> _Document source_
○ ○ ○ ○ ○ ○ ○

Les civils paient "un lourd tribut" à cause de la violence croissante dans l'ouest de la Centrafrique

New York, Etats-Unis (PANA) – Depuis début septembre, la situation humanitaire dans l'ouest de la Centrafrique s'est détériorée avec les groupes armés qui se sont emparés de plusieurs localités, en particulier Bocaranga et Niem, ce qui a poussé des milliers de personnes à trouver refuge dans la forêt où elles n'ont pas accès à l'aide humanitaire, a déclaré mardi une cellule d'aide d'urgence des Nations unies.

"Les civils continuent de payer un lourd tribut à cause des affrontements entre groupes”, a déclaré la Coordonnatrice humanitaire en Centrafrique, Mme Najat Rochdi, selon un communiqué onusien.

La grande majorité des 15.000 habitants de Bocaranga et les 8.000 de Niemtook se sont réfugiés dans la forêt, ce qui les rend  inaccessibles à toute assistance humanitaire. A cause de ces incidents, des actes de violence commis contre les travailleurs humanitaires ont également poussé plusieurs organisations humanitaires à suspendre temporairement leurs activités dans  la région.

○ ○ ○ ○ ○ ○ ○

> _Données de l'exercice_
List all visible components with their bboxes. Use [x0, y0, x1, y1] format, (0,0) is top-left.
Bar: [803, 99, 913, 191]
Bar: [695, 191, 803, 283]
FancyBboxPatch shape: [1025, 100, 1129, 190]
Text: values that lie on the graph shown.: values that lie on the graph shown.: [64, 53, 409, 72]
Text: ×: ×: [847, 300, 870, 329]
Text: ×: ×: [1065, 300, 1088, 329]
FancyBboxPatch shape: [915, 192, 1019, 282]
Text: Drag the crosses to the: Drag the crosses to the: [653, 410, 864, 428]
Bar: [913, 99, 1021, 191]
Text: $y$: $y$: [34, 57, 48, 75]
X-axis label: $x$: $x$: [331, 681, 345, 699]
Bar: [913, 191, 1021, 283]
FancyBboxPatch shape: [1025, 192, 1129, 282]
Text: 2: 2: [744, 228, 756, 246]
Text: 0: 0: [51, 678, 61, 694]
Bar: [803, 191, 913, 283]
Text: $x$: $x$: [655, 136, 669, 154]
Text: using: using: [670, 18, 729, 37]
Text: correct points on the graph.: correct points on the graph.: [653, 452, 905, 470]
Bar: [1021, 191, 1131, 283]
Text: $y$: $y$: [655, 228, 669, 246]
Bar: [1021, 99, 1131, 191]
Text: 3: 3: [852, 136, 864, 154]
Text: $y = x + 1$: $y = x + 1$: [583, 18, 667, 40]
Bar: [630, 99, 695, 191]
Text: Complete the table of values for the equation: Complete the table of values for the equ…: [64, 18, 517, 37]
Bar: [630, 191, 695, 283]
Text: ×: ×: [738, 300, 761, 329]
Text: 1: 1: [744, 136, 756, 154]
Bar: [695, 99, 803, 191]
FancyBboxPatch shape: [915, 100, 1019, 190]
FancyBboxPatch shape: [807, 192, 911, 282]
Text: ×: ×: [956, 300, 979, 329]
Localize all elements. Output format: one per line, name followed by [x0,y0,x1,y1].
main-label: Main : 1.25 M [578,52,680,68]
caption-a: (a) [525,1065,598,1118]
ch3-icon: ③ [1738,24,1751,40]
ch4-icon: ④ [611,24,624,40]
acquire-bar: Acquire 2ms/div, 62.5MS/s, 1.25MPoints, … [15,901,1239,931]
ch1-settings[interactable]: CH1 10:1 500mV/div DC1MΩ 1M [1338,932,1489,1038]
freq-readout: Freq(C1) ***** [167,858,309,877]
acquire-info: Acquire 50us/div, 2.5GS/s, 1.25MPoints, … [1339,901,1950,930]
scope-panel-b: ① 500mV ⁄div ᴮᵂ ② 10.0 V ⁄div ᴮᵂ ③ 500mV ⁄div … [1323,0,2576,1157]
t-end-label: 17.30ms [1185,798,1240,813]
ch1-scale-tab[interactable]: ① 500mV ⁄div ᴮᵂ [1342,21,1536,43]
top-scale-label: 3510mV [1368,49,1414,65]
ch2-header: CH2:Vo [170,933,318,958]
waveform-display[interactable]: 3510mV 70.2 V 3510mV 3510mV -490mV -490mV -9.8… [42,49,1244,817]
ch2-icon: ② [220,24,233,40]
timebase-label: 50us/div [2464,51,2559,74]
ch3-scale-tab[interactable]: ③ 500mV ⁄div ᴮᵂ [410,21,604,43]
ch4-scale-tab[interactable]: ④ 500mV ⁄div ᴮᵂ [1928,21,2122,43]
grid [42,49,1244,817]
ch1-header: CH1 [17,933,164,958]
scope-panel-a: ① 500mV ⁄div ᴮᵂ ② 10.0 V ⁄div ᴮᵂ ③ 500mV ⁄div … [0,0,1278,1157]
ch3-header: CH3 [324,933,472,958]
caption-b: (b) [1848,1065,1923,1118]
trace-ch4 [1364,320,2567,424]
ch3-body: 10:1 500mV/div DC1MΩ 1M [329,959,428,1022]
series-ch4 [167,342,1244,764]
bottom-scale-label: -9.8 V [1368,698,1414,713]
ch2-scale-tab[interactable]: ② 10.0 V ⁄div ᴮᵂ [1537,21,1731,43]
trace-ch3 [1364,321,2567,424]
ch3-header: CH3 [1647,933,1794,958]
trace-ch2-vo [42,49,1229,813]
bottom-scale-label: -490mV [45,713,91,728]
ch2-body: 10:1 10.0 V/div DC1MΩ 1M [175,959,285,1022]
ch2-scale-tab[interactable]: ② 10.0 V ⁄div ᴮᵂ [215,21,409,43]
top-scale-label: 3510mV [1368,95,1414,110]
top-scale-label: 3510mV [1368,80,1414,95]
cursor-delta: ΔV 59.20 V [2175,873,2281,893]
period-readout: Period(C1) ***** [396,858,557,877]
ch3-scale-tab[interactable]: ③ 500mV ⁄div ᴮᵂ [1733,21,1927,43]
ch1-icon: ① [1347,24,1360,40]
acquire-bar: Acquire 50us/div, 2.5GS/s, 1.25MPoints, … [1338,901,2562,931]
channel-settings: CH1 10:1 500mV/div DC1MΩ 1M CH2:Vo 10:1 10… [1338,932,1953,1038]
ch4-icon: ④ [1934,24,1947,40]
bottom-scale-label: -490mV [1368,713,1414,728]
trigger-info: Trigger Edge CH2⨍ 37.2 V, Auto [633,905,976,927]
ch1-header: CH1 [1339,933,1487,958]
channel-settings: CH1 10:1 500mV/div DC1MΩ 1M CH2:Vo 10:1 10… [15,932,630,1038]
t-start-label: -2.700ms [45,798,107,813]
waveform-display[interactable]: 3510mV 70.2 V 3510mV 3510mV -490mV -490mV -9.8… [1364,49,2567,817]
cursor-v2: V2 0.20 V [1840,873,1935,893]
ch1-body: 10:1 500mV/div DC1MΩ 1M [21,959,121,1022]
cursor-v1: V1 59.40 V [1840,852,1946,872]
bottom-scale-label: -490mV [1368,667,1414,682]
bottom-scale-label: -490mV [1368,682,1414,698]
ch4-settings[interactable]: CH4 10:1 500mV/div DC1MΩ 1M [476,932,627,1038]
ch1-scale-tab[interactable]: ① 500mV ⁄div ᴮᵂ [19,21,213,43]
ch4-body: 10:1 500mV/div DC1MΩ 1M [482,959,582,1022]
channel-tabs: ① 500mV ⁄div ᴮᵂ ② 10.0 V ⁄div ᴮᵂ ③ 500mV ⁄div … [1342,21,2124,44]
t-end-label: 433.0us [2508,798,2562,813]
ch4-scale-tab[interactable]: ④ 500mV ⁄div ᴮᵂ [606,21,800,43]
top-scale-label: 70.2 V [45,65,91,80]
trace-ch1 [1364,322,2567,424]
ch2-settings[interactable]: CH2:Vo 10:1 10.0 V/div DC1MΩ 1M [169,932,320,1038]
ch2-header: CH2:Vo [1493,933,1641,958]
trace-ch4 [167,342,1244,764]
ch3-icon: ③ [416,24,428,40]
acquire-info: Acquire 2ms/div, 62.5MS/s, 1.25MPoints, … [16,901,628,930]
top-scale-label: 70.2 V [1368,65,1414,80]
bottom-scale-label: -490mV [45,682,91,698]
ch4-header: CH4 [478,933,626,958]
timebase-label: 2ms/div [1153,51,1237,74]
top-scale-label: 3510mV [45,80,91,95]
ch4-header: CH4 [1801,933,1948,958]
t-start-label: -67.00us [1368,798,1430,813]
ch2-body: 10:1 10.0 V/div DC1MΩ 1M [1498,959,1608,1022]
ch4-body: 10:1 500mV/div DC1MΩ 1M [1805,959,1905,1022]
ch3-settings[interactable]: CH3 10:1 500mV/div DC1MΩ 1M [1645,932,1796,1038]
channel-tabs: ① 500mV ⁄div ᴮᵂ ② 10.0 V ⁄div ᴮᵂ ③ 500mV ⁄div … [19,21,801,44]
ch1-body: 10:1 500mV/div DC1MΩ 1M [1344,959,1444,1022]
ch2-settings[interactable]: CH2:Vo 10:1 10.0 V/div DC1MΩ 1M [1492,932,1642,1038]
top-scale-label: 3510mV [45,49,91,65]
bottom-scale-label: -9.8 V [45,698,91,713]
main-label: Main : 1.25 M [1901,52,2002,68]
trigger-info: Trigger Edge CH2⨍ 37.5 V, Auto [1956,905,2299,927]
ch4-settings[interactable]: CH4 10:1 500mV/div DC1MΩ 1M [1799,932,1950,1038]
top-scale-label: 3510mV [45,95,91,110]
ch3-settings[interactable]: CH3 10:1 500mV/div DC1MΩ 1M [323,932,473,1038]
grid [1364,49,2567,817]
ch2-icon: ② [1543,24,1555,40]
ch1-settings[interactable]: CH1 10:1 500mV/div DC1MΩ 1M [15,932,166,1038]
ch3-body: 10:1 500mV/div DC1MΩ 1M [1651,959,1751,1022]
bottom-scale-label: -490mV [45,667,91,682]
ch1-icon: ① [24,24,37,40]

○ ○ ○ ○ ○ ○ ○

> _Travail demandé_
a - D'après l'article sur la violence dans l'ouest de la Centrafrique, qui occupe le poste de Coordonnatrice humanitaire en Centrafrique ?
b - Rédigez la suite de l'article sur la violence dans l'ouest de la Centrafrique, à partir de sa dernière phrase.

> _Corrigé détaillé_
a - Mme Najat Rochdi.

b -
"Dans sa fuite, la population n'est pas non seulement coupée de l'aide tant nécessaire, mais aussi devient plus vulnérable à l'adversité et aux abus commis par les groupes armés et la destruction de leurs biens", a ajouté Mme Rochdi.

La coordonnatrice humanitaire a mis en garde contre une nouvelle flambée de la violence dans l'ouest, mais également dans l'est du pays, provoquant de nouveaux besoins humanitaires.

Mme Rochdi a rappelé que les capacités opérationnelles de la communauté humanitaire sont largement mises à rude épreuve dans un contexte marqué par le retard dans les financements.

Mme Rochdi a lancé un appel à la communauté internationale "à ne pas abandonner la Centrafrique où la moitié de la population a besoin d'assistance pour sa survie”.